- TASK PROMPT -
Return every line below as is, leaving out the pictures.

- SUPPLIED MATERIAL -
________________
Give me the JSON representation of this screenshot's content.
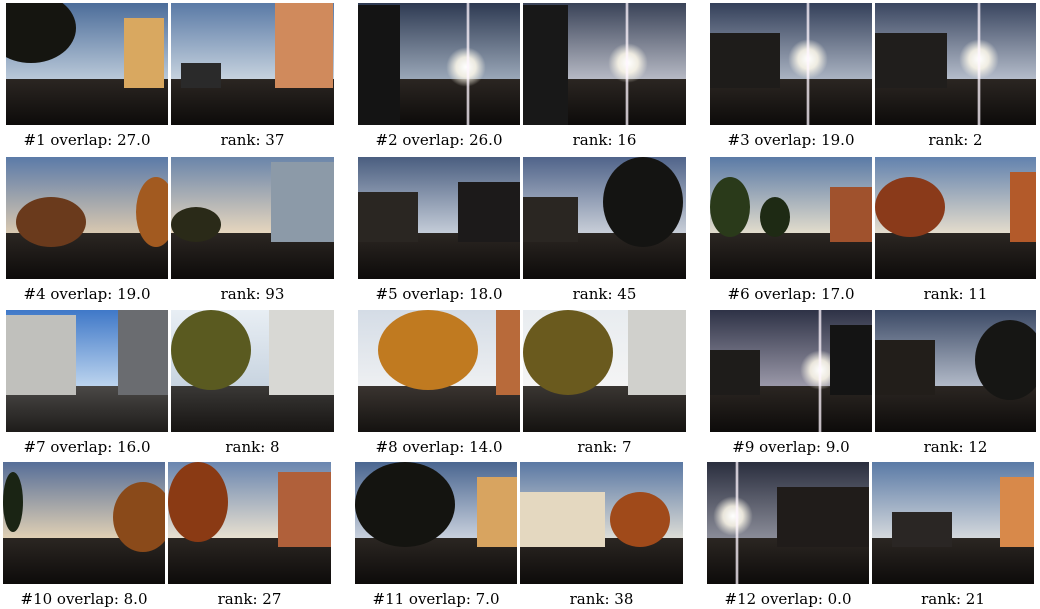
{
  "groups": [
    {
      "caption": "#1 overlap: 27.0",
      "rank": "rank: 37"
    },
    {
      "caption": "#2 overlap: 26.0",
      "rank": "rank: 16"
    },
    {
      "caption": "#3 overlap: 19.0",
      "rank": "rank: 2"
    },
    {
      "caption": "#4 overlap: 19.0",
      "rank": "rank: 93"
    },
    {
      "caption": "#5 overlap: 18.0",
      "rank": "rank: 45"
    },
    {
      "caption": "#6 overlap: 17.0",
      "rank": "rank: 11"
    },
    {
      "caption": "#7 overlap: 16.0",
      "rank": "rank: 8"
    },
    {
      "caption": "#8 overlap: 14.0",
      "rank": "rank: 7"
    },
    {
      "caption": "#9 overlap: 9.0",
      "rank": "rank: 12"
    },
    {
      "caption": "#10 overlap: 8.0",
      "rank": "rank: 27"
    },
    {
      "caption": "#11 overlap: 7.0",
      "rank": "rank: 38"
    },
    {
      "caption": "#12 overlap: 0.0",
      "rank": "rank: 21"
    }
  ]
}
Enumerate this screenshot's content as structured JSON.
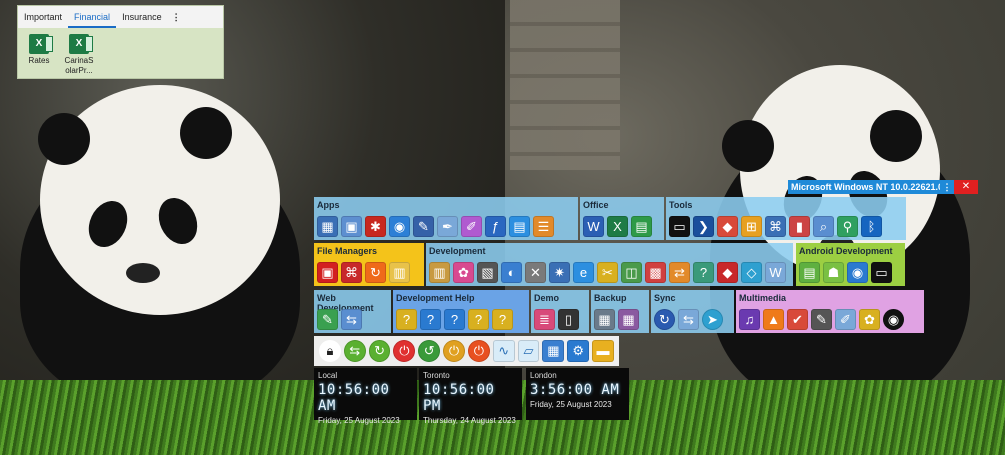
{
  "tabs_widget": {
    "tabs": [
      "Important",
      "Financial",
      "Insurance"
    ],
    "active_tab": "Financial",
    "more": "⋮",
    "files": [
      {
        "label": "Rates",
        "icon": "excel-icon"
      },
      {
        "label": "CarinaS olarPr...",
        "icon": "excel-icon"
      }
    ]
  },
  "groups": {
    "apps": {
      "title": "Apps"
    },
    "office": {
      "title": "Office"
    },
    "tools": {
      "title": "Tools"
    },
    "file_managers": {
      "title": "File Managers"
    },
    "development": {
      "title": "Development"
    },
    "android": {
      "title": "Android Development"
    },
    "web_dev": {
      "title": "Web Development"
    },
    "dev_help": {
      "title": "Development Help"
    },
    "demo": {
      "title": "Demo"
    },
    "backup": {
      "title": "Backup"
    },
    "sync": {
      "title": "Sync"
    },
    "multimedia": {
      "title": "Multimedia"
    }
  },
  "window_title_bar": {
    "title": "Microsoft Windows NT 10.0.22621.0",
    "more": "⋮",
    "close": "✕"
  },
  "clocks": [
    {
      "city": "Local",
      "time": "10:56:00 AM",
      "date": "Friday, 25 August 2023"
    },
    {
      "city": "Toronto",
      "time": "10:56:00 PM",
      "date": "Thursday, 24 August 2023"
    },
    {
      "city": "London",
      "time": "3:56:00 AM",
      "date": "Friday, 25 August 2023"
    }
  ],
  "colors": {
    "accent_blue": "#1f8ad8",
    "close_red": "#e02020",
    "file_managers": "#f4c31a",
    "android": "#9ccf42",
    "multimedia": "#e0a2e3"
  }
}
________________
- EXERCISE RESULT -
Give me the JSON representation of this screenshot's content.
{
  "groups": [
    {
      "caption": "#1 overlap: 27.0",
      "rank": "rank: 37"
    },
    {
      "caption": "#2 overlap: 26.0",
      "rank": "rank: 16"
    },
    {
      "caption": "#3 overlap: 19.0",
      "rank": "rank: 2"
    },
    {
      "caption": "#4 overlap: 19.0",
      "rank": "rank: 93"
    },
    {
      "caption": "#5 overlap: 18.0",
      "rank": "rank: 45"
    },
    {
      "caption": "#6 overlap: 17.0",
      "rank": "rank: 11"
    },
    {
      "caption": "#7 overlap: 16.0",
      "rank": "rank: 8"
    },
    {
      "caption": "#8 overlap: 14.0",
      "rank": "rank: 7"
    },
    {
      "caption": "#9 overlap: 9.0",
      "rank": "rank: 12"
    },
    {
      "caption": "#10 overlap: 8.0",
      "rank": "rank: 27"
    },
    {
      "caption": "#11 overlap: 7.0",
      "rank": "rank: 38"
    },
    {
      "caption": "#12 overlap: 0.0",
      "rank": "rank: 21"
    }
  ]
}
Enumerate this screenshot's content as structured JSON.
{
  "tabs_widget": {
    "tabs": [
      "Important",
      "Financial",
      "Insurance"
    ],
    "active_tab": "Financial",
    "more": "⋮",
    "files": [
      {
        "label": "Rates",
        "icon": "excel-icon"
      },
      {
        "label": "CarinaS olarPr...",
        "icon": "excel-icon"
      }
    ]
  },
  "groups": {
    "apps": {
      "title": "Apps"
    },
    "office": {
      "title": "Office"
    },
    "tools": {
      "title": "Tools"
    },
    "file_managers": {
      "title": "File Managers"
    },
    "development": {
      "title": "Development"
    },
    "android": {
      "title": "Android Development"
    },
    "web_dev": {
      "title": "Web Development"
    },
    "dev_help": {
      "title": "Development Help"
    },
    "demo": {
      "title": "Demo"
    },
    "backup": {
      "title": "Backup"
    },
    "sync": {
      "title": "Sync"
    },
    "multimedia": {
      "title": "Multimedia"
    }
  },
  "window_title_bar": {
    "title": "Microsoft Windows NT 10.0.22621.0",
    "more": "⋮",
    "close": "✕"
  },
  "clocks": [
    {
      "city": "Local",
      "time": "10:56:00 AM",
      "date": "Friday, 25 August 2023"
    },
    {
      "city": "Toronto",
      "time": "10:56:00 PM",
      "date": "Thursday, 24 August 2023"
    },
    {
      "city": "London",
      "time": "3:56:00 AM",
      "date": "Friday, 25 August 2023"
    }
  ],
  "colors": {
    "accent_blue": "#1f8ad8",
    "close_red": "#e02020",
    "file_managers": "#f4c31a",
    "android": "#9ccf42",
    "multimedia": "#e0a2e3"
  }
}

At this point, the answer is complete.